WHAT IS ASKED:
Copy whichever lines contain the string "Sold".

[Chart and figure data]
══════════
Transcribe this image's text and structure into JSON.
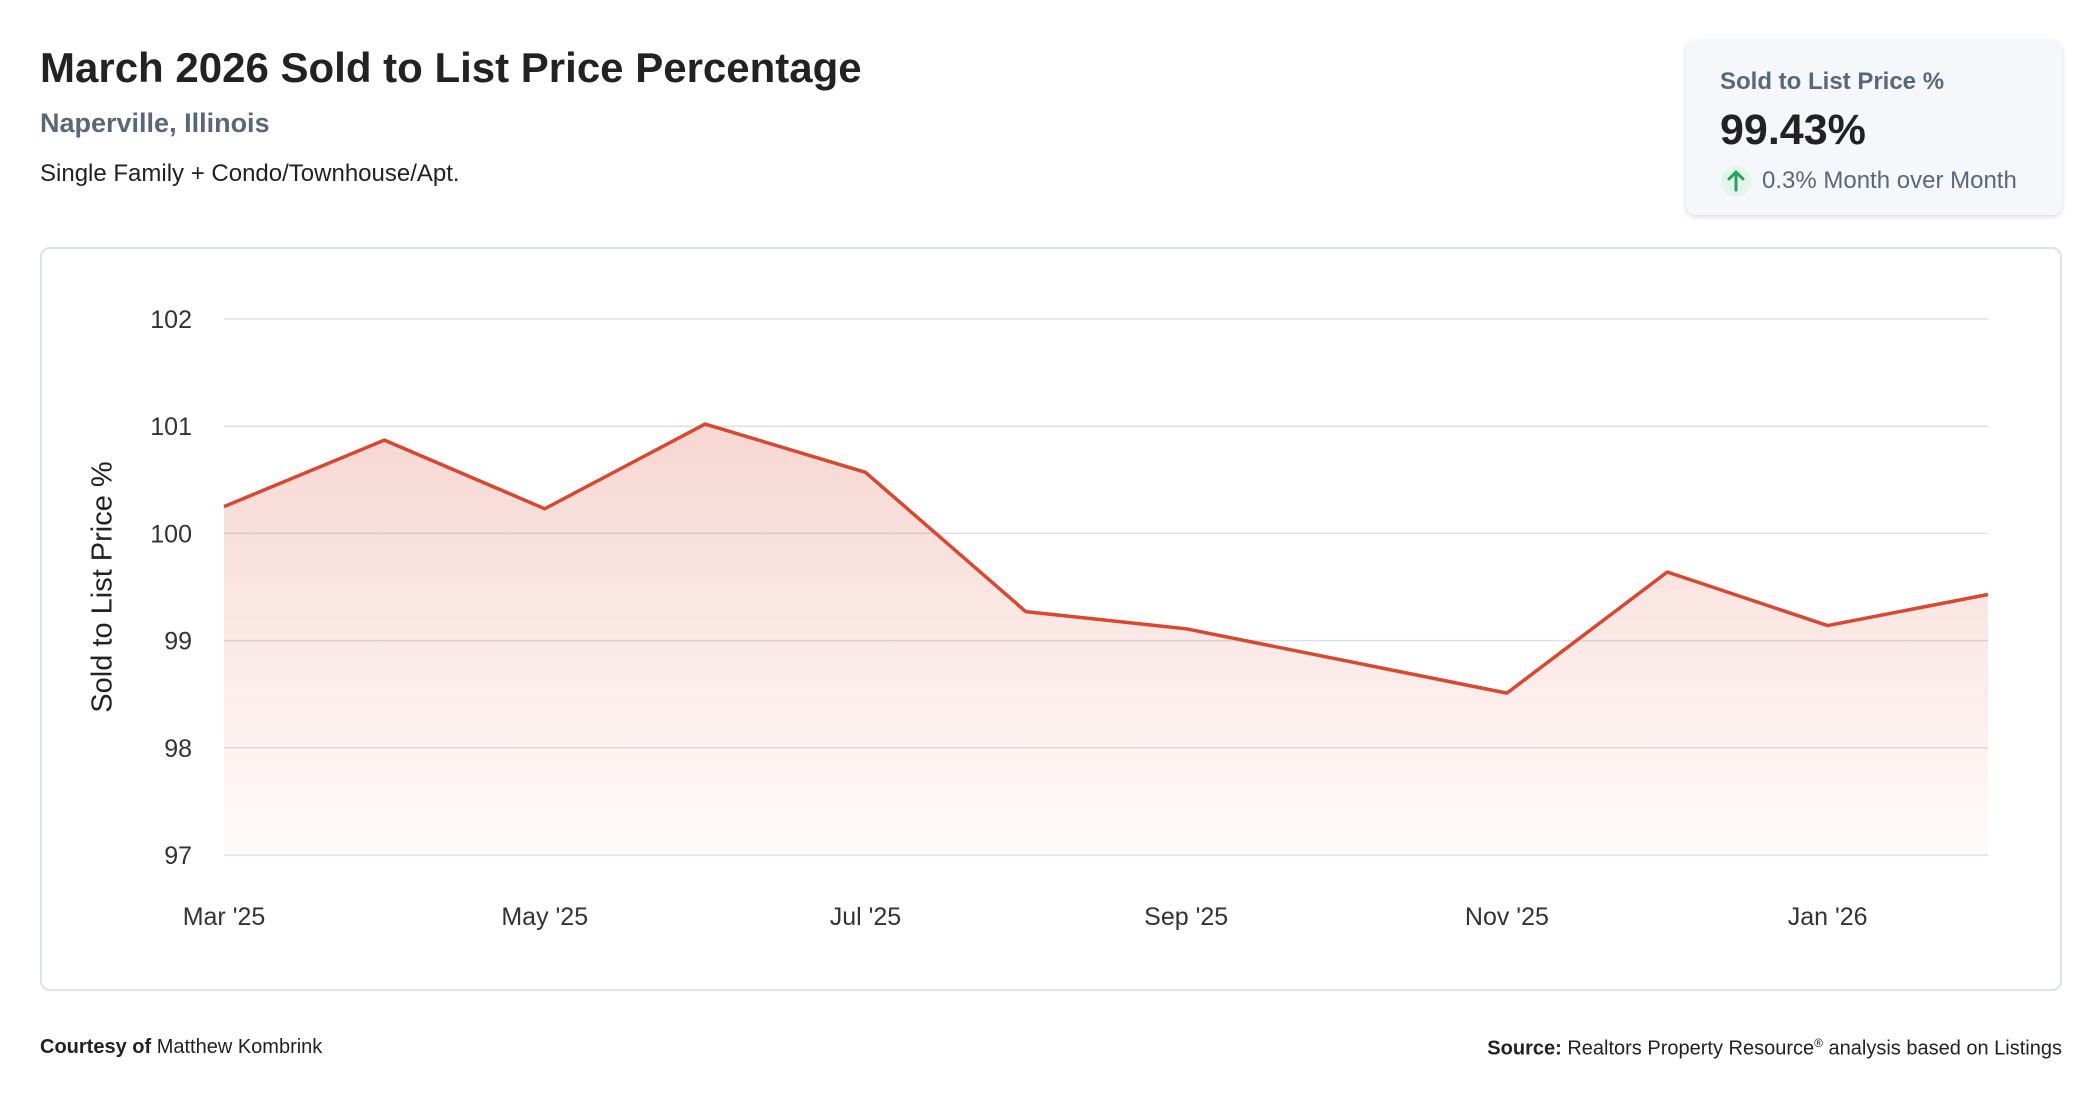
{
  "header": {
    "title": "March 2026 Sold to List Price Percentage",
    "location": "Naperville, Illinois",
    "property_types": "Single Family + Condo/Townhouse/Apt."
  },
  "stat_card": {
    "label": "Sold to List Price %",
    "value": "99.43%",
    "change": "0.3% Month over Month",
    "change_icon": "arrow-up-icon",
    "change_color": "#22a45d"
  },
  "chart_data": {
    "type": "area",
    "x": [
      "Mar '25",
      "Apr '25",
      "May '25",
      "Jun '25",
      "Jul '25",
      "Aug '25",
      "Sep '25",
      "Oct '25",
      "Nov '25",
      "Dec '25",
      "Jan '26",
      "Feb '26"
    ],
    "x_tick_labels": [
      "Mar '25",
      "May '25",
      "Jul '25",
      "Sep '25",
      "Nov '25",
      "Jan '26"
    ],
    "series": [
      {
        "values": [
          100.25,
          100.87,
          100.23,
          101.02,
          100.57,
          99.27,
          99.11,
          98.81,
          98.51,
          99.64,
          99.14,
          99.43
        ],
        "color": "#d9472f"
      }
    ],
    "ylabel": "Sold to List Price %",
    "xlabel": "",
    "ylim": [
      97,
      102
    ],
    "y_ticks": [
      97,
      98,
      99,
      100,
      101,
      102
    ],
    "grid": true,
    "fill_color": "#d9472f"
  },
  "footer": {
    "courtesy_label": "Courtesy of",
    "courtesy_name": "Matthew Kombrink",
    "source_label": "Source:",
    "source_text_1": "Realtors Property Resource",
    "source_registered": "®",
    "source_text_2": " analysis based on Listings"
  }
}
══════════
OUTPUT:
    "title": "March 2026 Sold to List Price Percentage",
    "label": "Sold to List Price %",
    "ylabel": "Sold to List Price %",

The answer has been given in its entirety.